Shrapnel for Schneider 75mm field guns

 

 

The shrapnel adopted by the Bulgarian Army was composed by : body with copper driving band, ogival head, diaphragm, central tube, bullets, colophony, bursting charge. It was equipped with a double acting, time and percussion, fuze.

 

The shrapnel body (1). It was made of steel. Its base contained the bursting chamber, which was separated from the rest of the body hollow by the diaphragm. The inside of the upper part of the body was threaded to screw on the head. The cross-section of the body was slightly smaller than the inside diameter of the gun barrel except for two locations: the top of the cylindrical portion of the shell and the rotating band. The top band was known as a bourrelet. The driving band (10) was made of copper and was pressed into a groove milled near the base. They provided a very close tolerance between the projectile and the barrel. Being larger than the body itself the driving band was compressed by the rifling grooves and rotated the projectile, keeping it in a straight line during the flight.

[Dataset rows]:
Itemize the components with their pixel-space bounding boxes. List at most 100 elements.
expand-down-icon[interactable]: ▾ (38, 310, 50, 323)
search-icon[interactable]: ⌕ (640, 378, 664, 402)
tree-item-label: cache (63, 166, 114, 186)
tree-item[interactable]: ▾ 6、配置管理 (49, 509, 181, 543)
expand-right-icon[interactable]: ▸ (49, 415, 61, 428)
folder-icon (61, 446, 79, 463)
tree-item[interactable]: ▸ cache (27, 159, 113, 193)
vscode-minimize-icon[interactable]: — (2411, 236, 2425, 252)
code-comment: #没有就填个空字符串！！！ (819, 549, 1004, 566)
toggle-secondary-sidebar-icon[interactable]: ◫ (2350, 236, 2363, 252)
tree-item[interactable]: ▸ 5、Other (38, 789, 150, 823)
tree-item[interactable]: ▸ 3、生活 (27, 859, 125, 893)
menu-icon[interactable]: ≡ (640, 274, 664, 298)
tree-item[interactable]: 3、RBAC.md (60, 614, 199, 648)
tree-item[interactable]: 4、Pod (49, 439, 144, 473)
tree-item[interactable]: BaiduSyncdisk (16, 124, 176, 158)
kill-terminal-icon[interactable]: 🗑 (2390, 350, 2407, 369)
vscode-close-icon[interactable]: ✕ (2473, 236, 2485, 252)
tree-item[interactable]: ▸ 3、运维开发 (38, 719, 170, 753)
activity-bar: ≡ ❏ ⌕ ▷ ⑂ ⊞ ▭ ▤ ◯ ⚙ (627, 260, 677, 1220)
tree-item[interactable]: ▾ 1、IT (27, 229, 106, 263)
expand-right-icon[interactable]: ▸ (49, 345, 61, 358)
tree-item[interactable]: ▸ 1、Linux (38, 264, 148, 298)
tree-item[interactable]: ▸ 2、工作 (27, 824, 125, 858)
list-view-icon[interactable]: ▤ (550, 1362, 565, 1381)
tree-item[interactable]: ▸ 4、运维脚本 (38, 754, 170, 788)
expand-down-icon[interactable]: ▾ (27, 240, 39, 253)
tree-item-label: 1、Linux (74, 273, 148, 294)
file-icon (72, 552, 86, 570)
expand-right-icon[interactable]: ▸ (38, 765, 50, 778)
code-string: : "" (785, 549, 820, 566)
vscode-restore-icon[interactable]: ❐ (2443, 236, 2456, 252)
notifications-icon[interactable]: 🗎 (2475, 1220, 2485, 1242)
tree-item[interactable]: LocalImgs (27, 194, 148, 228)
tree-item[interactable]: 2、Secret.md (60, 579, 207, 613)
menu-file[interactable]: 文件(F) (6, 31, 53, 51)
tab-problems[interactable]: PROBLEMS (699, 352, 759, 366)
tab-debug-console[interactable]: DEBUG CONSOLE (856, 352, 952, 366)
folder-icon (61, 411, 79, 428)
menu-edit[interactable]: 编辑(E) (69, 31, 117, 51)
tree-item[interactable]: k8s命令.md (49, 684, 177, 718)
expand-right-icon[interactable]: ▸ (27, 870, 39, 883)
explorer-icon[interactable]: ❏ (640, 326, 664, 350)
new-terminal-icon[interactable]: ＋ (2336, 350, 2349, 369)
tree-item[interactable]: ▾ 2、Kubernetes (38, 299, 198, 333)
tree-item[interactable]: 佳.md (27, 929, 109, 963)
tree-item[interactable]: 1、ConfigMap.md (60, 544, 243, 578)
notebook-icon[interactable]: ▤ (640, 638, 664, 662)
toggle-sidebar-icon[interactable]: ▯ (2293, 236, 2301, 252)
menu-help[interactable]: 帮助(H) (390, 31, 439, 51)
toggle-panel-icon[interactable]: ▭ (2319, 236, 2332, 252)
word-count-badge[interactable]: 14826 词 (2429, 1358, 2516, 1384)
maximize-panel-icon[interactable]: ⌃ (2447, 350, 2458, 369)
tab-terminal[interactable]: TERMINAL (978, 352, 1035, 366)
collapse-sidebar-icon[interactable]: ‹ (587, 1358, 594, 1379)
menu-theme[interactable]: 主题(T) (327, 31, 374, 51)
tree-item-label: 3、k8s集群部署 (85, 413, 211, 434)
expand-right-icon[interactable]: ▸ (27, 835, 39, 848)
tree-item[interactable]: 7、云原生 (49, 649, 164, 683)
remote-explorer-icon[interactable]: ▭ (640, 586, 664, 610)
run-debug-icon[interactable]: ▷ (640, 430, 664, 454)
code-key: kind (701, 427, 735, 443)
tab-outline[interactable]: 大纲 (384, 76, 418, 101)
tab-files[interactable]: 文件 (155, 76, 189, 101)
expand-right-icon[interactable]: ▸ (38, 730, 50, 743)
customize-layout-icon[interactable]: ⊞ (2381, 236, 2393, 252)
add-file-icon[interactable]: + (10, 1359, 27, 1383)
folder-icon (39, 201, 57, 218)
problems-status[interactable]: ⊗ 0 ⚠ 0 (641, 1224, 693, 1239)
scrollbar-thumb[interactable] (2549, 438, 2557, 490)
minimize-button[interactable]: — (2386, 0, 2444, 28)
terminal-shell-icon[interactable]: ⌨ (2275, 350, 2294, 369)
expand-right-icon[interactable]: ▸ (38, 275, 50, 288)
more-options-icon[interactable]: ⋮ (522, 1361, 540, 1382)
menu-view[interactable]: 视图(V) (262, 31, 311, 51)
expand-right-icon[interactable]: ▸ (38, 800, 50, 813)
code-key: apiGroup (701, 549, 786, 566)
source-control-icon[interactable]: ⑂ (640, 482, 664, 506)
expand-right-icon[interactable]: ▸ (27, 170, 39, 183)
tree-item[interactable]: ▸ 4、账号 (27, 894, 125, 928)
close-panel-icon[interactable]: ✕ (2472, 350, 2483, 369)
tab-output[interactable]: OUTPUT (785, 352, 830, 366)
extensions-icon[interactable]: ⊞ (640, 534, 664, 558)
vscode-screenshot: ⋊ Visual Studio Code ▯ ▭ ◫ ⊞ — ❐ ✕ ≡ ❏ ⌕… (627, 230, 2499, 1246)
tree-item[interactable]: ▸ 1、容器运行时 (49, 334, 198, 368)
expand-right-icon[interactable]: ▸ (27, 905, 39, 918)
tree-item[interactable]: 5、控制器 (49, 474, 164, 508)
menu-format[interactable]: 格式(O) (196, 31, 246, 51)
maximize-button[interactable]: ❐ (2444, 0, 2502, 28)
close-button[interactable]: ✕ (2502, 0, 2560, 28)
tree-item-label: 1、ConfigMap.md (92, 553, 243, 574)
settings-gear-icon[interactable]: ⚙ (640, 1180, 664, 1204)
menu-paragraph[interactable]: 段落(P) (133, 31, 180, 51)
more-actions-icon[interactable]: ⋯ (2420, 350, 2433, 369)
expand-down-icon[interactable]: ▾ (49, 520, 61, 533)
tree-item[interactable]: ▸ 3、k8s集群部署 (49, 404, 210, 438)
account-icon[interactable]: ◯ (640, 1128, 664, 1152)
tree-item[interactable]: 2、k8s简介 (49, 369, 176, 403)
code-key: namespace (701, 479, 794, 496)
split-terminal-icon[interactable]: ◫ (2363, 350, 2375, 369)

[TO DO]:
[1] According to the passage on shrapnel for Schneider 75mm field guns, what was the band at the top of the cylindrical portion of the shell called?
[2] Extend the description of the Schneider 75mm shrapnel shell from the point where it stops.

[THE ANSWERS]:
[1] A bourrelet.

[2]
 

The head (5). It was made of steel; only some patterns of Schneider shrapnel had the head made of aluminium in order to make it lighter. It was screwed into the end the body and had inside the fuze body screwed in it. At the bottom it had a hole where the upper part of the central tube was fixed.

 

The central tube (7). It was made of steel with an inner diameter of 8mm. It had to transmit the flame from the primer charge in the fuze, housed in the head, down to the gunpowder stored in the base. It was filled with pellets of compressed cylindrical powder. In the middle it had a hole where the lower part of the central tube was fixed. To make easier the breaking of the tube and the ignition of the colophan, it had some grooves notched on its upper surface.

 

The diaphragm (6). It was made of steel and was supported by a shoulder in the wall of the shrapnel body, into which it fitted tightly. In the middle it had a hole where the lower part of the central tube was fixed.

 

The bullets (8). They were made of hardened lead and filled up the room between the diaphragm and the head. They weighted 10 g and were 12-13 mm in diameter. The Schneider shrapnel contained approximately 310 bullets, the Krupp one 320. The space between the bullets was filled with a smoke-producing mixture called colophan. In addition in Schneider shrapnel a smoke-producing charge of 50 g of coarse black powder was poured in among the bottom bullets in order to increase the smoke when the shrapnel burst.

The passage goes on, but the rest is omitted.